Data supplied:
****
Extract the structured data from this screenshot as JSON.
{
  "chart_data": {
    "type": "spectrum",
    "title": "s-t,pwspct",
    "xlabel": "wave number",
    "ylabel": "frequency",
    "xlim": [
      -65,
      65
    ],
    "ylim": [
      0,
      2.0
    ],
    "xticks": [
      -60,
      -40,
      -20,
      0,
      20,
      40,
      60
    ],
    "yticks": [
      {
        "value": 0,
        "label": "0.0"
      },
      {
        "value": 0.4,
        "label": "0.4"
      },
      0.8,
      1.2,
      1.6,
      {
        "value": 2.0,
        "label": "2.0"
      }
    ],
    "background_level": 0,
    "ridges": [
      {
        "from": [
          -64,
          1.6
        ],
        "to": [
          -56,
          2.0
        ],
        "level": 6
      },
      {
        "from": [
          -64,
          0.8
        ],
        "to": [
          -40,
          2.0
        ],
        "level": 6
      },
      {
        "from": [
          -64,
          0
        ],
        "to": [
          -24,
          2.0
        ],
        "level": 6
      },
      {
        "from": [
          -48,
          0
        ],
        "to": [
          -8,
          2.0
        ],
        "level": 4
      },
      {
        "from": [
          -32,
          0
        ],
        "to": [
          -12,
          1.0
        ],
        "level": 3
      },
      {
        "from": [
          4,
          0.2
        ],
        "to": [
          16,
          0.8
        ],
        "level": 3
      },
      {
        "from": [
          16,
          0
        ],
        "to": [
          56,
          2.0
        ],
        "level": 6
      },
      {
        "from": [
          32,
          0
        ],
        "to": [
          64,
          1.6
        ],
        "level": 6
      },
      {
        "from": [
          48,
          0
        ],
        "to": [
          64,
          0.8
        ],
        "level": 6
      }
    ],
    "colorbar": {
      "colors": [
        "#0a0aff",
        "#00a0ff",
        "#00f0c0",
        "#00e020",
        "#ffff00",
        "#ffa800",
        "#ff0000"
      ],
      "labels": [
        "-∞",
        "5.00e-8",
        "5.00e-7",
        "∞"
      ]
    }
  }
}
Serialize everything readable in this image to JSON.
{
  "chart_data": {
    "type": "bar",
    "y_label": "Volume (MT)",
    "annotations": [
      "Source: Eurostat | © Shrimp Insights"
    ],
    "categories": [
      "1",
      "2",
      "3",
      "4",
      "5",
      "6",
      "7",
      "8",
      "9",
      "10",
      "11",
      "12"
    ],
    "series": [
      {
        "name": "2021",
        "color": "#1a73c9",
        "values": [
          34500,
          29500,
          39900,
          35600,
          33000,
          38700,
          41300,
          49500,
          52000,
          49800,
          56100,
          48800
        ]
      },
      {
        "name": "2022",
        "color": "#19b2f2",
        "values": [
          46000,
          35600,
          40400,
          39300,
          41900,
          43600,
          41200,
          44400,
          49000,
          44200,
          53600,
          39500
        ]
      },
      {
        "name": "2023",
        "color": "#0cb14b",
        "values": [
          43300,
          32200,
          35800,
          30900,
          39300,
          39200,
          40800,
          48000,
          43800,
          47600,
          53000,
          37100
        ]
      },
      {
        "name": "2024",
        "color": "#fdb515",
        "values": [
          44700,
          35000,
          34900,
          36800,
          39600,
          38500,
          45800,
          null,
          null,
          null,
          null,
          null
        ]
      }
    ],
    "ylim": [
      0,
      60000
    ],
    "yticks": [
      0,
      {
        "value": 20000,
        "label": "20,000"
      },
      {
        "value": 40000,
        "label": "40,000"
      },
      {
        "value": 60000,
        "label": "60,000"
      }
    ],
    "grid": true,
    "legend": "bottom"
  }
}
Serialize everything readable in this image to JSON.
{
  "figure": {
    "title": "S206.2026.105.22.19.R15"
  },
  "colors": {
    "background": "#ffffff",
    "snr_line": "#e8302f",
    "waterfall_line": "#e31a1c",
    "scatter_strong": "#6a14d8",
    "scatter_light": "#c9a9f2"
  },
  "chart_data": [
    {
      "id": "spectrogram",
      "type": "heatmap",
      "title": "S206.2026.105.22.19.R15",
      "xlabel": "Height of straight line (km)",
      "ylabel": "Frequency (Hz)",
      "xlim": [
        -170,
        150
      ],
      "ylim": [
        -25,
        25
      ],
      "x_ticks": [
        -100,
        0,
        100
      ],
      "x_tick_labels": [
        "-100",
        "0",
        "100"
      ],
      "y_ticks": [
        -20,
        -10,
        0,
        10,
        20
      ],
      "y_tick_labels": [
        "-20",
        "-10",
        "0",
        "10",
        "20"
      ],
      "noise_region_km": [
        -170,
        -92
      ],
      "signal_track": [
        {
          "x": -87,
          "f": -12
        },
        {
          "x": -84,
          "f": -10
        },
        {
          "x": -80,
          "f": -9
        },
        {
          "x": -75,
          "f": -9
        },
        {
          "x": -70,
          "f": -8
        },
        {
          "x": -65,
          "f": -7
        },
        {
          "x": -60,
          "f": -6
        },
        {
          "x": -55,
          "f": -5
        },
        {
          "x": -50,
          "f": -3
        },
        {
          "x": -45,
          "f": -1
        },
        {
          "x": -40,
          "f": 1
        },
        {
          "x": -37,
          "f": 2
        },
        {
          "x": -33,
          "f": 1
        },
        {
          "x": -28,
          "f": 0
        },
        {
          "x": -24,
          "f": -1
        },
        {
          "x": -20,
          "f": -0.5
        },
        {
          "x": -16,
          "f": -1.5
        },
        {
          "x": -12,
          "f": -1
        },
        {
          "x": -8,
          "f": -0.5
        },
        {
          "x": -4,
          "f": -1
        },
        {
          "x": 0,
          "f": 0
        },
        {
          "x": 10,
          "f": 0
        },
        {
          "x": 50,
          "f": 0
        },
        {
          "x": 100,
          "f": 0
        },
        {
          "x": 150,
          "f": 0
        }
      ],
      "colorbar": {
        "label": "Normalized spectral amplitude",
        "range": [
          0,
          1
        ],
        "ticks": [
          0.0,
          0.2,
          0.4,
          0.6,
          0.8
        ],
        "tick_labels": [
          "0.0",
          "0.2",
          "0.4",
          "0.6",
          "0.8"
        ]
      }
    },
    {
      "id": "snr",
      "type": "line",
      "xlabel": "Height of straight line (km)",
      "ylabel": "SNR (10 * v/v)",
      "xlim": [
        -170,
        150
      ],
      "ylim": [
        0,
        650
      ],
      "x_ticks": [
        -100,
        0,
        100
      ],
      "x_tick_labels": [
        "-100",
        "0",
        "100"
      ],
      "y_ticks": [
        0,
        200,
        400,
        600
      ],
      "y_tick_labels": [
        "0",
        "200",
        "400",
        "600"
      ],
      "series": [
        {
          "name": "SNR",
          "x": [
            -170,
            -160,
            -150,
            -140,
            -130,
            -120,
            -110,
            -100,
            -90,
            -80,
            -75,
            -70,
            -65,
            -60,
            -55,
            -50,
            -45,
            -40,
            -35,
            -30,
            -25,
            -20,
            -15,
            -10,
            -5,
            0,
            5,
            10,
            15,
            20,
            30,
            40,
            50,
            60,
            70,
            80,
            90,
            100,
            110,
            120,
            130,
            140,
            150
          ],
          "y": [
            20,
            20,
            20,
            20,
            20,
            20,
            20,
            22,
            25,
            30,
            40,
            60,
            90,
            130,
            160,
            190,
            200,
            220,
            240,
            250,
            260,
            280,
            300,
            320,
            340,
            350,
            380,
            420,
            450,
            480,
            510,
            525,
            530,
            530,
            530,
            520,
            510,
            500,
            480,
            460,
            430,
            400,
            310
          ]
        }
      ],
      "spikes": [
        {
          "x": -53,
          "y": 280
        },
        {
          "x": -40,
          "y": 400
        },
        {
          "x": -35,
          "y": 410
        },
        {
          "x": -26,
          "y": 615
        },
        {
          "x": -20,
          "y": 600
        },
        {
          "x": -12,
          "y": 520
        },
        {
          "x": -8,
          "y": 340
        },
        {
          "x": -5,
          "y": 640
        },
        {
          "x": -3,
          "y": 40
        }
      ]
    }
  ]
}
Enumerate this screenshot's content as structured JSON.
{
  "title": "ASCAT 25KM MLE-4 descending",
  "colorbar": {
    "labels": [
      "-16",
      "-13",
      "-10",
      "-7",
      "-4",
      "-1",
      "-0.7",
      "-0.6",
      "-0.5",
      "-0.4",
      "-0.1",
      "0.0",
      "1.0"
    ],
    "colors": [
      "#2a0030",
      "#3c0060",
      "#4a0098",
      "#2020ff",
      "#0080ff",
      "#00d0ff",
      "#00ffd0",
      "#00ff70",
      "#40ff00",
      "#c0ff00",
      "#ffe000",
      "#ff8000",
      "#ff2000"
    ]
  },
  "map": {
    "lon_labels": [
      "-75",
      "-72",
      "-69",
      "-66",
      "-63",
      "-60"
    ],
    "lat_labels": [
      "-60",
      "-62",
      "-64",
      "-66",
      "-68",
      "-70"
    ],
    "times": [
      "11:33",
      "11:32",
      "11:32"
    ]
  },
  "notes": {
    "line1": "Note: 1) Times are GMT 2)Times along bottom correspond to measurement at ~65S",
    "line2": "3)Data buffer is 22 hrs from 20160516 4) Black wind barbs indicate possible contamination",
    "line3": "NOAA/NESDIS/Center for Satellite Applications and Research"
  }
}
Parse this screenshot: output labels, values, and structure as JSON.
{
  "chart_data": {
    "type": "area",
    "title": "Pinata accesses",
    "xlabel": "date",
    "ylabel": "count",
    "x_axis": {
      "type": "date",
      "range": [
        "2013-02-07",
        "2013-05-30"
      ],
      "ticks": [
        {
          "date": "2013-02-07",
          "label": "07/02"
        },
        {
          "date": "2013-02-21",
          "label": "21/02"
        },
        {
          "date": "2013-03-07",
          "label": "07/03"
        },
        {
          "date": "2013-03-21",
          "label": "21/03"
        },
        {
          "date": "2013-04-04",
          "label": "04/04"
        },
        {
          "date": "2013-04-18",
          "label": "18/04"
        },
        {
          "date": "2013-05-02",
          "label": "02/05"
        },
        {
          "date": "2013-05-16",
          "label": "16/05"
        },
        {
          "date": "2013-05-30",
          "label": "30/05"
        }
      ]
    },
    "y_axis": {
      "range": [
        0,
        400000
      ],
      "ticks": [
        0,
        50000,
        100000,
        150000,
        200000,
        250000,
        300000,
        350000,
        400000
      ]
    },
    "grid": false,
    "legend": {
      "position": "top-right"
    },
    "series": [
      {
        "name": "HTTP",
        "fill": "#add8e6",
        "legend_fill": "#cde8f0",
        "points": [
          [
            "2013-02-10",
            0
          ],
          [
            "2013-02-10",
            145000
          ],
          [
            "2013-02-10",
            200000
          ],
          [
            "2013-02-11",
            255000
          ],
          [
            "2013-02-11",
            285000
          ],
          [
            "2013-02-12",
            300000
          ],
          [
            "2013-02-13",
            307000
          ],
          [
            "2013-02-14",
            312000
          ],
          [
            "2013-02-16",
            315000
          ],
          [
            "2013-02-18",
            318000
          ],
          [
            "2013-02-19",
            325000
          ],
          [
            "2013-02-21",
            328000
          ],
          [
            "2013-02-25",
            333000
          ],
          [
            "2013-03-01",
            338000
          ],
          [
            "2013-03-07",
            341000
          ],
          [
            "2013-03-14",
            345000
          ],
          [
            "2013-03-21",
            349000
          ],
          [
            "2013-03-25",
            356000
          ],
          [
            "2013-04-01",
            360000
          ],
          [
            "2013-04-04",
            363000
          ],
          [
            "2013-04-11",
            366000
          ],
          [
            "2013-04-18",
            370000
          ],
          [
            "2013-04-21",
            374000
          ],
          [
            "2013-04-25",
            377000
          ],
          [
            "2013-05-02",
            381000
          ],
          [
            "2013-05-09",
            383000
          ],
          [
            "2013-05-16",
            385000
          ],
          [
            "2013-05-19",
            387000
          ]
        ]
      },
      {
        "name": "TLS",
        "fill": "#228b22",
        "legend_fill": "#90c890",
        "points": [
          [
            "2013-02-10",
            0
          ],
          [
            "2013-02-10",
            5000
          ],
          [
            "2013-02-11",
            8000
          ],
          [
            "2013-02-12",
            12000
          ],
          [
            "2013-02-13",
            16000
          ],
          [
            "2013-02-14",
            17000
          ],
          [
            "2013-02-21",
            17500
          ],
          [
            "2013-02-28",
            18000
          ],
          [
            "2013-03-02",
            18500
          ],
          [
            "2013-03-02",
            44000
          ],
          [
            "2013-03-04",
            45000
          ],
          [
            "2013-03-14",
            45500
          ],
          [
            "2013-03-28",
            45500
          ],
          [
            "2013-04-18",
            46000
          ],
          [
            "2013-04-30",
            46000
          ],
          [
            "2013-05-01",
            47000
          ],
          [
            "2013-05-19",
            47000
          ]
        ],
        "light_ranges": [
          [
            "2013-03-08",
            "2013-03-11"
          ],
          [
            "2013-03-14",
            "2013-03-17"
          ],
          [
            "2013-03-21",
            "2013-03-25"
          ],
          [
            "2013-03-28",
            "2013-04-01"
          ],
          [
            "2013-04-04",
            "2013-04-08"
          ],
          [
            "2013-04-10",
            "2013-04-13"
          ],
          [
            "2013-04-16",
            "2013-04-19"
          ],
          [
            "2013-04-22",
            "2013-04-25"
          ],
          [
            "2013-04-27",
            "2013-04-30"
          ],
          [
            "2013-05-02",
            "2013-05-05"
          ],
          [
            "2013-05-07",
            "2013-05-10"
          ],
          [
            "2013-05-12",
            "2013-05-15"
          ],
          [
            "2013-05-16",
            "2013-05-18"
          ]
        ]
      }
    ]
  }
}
****
What is expected: Copy every line in the listing above where the string "JSON" turns up.

Response below:
Extract the structured data from this screenshot as JSON.
Serialize everything readable in this image to JSON.
Serialize everything readable in this image to JSON.
Enumerate this screenshot's content as structured JSON.
Parse this screenshot: output labels, values, and structure as JSON.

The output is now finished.